* [GIVEN DATA]:
....

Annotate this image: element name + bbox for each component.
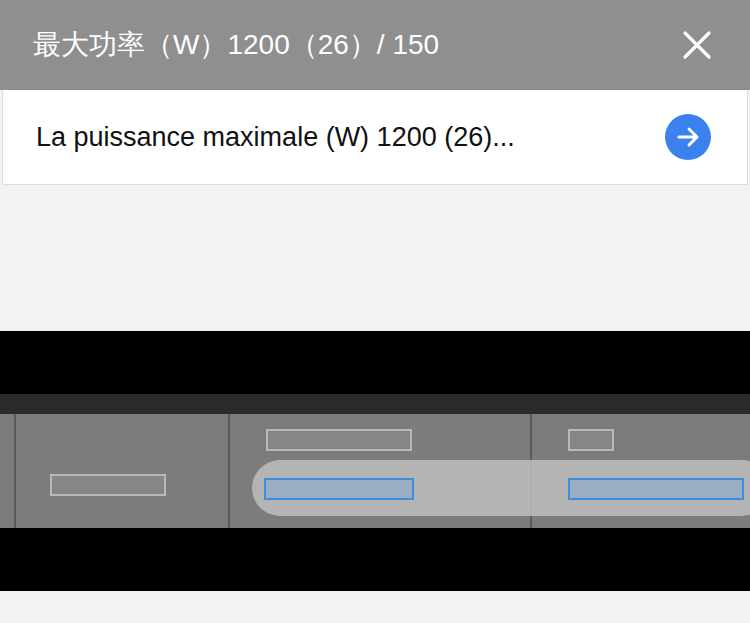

....

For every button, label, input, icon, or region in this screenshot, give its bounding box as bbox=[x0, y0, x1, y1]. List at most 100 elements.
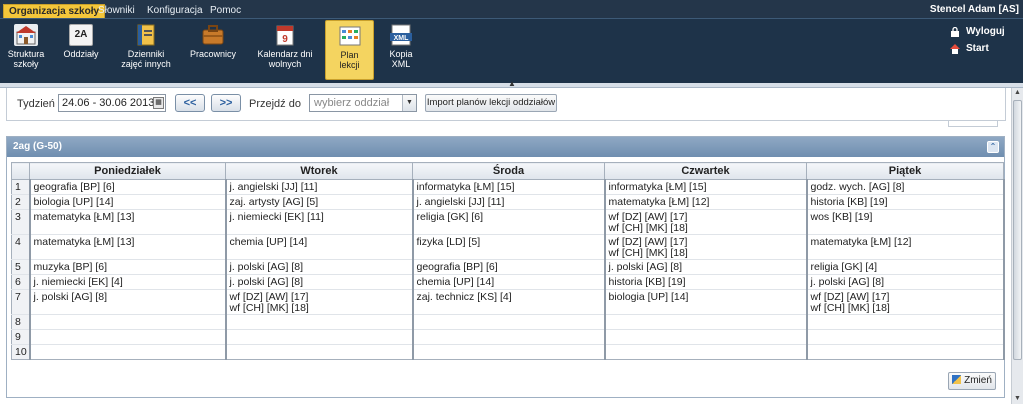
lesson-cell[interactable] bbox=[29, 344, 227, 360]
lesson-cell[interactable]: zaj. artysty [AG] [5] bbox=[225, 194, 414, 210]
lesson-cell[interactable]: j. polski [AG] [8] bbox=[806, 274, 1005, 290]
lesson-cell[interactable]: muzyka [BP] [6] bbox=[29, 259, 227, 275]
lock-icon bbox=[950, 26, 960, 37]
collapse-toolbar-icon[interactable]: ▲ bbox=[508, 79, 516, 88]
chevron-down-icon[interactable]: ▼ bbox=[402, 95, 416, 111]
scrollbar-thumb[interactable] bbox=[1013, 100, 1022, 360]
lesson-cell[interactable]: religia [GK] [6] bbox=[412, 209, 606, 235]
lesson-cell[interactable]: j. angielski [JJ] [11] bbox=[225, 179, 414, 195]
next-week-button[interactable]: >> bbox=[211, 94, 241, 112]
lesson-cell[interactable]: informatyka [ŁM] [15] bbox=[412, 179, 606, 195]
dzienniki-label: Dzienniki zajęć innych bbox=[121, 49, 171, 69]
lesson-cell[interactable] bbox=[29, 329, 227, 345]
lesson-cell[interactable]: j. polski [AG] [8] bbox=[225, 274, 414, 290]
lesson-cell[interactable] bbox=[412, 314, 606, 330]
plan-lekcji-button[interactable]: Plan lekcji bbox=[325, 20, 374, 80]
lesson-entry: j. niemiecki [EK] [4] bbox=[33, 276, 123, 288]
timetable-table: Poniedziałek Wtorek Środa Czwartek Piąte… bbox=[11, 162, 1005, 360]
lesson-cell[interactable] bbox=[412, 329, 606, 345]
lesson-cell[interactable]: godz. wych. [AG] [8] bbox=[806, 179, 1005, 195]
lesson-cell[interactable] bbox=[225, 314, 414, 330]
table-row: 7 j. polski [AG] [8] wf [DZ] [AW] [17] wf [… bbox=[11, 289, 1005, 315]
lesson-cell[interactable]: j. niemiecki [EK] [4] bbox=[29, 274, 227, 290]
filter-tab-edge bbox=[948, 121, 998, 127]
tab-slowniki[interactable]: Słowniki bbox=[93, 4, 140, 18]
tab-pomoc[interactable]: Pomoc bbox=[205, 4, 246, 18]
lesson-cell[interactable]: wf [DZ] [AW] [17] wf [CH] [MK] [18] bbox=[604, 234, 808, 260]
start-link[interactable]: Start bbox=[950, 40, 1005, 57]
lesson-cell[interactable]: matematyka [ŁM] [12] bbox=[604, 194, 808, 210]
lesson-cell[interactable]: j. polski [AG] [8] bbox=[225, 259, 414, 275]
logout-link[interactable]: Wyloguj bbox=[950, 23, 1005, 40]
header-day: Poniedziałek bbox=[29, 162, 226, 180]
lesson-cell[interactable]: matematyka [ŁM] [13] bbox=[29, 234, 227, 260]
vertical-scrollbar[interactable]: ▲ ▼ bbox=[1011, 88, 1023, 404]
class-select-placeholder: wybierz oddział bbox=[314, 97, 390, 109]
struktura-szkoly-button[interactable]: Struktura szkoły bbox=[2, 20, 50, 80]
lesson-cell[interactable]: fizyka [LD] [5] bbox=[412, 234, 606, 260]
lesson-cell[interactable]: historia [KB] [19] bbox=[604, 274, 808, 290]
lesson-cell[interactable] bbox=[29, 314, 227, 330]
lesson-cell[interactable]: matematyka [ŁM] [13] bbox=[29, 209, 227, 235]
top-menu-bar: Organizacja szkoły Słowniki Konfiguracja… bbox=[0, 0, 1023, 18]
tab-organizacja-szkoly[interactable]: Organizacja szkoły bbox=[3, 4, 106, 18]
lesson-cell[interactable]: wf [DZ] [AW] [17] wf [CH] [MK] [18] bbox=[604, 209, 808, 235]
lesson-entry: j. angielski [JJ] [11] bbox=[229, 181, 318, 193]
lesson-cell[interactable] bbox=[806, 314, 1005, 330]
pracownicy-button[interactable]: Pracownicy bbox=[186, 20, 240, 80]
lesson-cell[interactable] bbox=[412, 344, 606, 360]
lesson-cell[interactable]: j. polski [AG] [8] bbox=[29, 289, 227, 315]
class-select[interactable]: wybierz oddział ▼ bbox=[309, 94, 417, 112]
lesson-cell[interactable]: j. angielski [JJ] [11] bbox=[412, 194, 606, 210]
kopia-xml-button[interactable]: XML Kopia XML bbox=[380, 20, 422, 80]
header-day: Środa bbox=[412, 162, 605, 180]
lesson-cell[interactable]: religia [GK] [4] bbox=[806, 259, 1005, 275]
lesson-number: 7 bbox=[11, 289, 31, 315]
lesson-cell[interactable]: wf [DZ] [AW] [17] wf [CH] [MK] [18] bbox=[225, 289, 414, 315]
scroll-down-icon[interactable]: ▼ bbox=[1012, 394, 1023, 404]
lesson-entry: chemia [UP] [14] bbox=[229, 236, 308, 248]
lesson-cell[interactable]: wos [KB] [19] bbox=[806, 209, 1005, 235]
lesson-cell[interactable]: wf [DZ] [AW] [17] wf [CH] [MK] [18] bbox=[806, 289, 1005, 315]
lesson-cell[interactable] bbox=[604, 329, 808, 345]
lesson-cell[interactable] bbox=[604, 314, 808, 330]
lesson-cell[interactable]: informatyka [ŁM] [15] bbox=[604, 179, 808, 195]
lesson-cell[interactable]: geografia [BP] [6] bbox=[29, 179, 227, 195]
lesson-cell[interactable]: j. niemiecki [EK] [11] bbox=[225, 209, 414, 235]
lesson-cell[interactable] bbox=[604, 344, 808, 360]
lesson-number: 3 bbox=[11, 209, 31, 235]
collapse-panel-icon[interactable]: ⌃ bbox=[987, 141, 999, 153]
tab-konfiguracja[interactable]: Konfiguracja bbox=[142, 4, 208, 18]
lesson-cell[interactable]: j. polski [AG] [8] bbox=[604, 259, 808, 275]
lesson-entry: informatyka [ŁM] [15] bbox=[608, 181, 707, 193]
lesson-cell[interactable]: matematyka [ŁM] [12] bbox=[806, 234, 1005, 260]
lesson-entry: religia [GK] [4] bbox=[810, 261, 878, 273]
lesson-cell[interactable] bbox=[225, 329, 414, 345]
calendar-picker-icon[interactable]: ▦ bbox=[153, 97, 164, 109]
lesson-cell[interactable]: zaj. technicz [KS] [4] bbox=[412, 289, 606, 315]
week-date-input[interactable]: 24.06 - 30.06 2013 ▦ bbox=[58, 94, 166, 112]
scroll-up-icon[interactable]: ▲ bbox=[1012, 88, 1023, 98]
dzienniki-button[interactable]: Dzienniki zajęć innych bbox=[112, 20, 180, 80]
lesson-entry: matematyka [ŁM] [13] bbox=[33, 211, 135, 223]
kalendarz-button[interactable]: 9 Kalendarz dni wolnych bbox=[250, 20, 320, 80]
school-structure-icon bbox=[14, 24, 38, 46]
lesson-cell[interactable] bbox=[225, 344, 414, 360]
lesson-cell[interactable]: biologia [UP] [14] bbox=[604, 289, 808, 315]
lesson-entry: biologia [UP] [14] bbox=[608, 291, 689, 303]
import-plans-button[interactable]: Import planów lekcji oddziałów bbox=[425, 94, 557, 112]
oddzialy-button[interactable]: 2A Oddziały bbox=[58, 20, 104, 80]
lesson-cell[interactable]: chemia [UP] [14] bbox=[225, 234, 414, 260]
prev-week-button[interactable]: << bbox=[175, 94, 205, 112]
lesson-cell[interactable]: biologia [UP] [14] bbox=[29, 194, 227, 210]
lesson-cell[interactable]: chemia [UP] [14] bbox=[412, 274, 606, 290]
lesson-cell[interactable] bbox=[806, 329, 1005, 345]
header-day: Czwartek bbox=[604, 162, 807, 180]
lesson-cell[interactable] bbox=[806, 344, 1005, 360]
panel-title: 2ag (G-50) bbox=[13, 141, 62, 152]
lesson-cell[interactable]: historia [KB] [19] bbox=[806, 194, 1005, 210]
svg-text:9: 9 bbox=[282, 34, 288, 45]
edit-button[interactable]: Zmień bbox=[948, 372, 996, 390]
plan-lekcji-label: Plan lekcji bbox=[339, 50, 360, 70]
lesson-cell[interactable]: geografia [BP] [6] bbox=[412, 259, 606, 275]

....

* [DIRECTIVE]: Rewrite the rows starting at the line containing "For every button, label, input, icon, or" and ending at the line containing "next-week-button[interactable]: >> bbox=[211, 94, 241, 112]", replacing "chevron-down-icon" with "dropdown-arrow-icon" and leaving everything else unchanged. Omit the pictures from your answer.

* [TASK ANSWER]:
For every button, label, input, icon, or region in this screenshot, give its bounding box as bbox=[x0, y0, x1, y1]. List at most 100 elements.
lesson-cell[interactable] bbox=[29, 344, 227, 360]
lesson-cell[interactable]: zaj. artysty [AG] [5] bbox=[225, 194, 414, 210]
lesson-cell[interactable]: j. polski [AG] [8] bbox=[806, 274, 1005, 290]
lesson-cell[interactable]: muzyka [BP] [6] bbox=[29, 259, 227, 275]
lock-icon bbox=[950, 26, 960, 37]
collapse-toolbar-icon[interactable]: ▲ bbox=[508, 79, 516, 88]
dropdown-arrow-icon[interactable]: ▼ bbox=[402, 95, 416, 111]
scrollbar-thumb[interactable] bbox=[1013, 100, 1022, 360]
lesson-cell[interactable]: religia [GK] [6] bbox=[412, 209, 606, 235]
lesson-cell[interactable]: j. angielski [JJ] [11] bbox=[225, 179, 414, 195]
next-week-button[interactable]: >> bbox=[211, 94, 241, 112]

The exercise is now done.